:: RECORDED DATA ::
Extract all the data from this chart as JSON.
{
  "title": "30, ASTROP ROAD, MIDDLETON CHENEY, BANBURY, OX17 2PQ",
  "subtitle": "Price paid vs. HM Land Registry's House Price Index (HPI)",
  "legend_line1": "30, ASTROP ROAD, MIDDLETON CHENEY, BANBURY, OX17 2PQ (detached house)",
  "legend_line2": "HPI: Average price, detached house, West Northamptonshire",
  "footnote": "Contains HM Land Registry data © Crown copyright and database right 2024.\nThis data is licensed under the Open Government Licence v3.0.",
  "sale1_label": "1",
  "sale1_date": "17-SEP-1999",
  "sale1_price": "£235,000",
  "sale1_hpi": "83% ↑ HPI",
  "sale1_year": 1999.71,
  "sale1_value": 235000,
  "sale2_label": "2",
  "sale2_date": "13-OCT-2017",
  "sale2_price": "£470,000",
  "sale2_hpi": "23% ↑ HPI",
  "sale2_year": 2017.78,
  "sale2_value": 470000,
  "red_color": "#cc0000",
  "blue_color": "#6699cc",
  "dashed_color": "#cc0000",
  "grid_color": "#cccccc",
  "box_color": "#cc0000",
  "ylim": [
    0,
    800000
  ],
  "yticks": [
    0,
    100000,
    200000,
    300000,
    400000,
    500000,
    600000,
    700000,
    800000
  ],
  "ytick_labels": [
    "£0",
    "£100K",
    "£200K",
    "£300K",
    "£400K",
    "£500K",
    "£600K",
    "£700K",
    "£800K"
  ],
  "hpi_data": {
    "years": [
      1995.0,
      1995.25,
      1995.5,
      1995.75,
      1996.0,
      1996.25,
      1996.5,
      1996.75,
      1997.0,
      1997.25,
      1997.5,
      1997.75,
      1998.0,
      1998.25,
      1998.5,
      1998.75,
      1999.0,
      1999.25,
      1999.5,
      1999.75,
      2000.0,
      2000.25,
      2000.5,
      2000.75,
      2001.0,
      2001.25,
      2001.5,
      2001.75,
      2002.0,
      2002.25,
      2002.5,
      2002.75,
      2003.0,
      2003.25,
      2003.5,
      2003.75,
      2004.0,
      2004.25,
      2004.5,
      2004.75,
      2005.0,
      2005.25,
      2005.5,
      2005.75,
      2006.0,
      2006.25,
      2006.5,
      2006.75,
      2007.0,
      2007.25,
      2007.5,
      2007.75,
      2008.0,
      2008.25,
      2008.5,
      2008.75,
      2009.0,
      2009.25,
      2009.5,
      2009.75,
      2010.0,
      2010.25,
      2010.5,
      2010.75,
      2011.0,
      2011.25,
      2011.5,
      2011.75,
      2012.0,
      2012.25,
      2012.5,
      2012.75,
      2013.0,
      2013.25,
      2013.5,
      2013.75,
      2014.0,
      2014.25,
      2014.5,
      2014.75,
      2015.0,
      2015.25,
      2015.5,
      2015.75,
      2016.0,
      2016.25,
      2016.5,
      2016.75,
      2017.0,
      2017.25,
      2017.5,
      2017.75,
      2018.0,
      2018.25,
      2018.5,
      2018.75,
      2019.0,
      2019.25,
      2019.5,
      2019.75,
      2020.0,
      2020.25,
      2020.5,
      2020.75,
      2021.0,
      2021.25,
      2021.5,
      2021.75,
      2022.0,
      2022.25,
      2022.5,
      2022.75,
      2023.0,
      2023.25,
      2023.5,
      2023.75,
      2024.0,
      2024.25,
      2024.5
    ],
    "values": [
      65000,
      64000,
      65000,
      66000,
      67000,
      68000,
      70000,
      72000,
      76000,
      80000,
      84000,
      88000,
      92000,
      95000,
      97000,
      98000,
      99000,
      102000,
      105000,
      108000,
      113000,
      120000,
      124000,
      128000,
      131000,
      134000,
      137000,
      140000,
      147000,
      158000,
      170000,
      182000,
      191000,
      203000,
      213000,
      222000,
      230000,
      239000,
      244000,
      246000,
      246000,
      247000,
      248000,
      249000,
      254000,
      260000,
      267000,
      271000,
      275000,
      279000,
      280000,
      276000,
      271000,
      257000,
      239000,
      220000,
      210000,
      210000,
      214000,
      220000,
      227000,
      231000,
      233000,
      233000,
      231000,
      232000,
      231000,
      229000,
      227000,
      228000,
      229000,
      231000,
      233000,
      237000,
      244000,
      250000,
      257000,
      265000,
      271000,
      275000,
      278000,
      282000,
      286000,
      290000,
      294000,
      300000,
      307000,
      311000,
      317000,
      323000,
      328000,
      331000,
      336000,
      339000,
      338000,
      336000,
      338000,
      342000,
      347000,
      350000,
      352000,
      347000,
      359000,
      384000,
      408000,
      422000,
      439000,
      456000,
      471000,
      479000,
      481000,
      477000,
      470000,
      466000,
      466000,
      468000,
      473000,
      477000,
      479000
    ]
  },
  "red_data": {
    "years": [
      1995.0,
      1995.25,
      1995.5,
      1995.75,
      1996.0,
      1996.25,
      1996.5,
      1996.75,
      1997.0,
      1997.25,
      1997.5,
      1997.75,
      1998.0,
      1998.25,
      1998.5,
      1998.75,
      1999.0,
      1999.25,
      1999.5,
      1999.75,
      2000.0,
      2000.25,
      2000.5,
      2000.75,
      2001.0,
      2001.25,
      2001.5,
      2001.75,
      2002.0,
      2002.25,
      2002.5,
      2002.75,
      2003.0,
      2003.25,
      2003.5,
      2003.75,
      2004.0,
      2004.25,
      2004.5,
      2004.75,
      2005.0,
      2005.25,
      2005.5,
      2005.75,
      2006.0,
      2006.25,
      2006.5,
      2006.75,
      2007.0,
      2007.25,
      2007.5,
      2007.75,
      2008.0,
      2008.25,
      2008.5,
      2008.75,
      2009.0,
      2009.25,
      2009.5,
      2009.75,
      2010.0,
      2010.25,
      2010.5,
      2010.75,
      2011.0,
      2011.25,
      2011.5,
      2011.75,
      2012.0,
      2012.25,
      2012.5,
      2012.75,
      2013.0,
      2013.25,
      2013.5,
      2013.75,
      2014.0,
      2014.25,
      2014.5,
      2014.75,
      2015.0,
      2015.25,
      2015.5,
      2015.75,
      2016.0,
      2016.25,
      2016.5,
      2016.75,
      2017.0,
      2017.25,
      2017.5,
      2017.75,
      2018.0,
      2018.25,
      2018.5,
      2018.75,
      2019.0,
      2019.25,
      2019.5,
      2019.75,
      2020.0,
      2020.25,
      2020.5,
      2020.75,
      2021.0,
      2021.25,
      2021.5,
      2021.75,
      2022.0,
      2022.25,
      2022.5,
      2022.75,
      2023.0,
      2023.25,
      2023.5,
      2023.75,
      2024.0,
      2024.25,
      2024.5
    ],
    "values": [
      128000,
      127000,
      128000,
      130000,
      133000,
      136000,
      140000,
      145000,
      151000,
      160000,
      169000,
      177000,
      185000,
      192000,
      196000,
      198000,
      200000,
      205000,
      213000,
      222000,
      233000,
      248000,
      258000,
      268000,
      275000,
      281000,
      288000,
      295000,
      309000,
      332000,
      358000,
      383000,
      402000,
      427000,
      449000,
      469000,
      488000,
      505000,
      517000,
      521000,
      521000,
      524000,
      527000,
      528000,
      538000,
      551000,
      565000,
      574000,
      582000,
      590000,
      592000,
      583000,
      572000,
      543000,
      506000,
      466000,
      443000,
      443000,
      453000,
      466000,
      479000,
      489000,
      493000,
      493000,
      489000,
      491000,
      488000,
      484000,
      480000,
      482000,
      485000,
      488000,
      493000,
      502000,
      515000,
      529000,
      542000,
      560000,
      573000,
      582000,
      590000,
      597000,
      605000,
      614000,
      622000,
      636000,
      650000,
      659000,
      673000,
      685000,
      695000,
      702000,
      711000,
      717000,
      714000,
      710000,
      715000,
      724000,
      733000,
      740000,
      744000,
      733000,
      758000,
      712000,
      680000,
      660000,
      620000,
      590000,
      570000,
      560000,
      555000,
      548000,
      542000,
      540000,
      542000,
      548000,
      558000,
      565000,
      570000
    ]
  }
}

:: REQUIREMENT ::
Scan the entries above and work out how many lines include the word "Land"; the reply is that number alone.

:: WRITTEN SOLUTION ::
2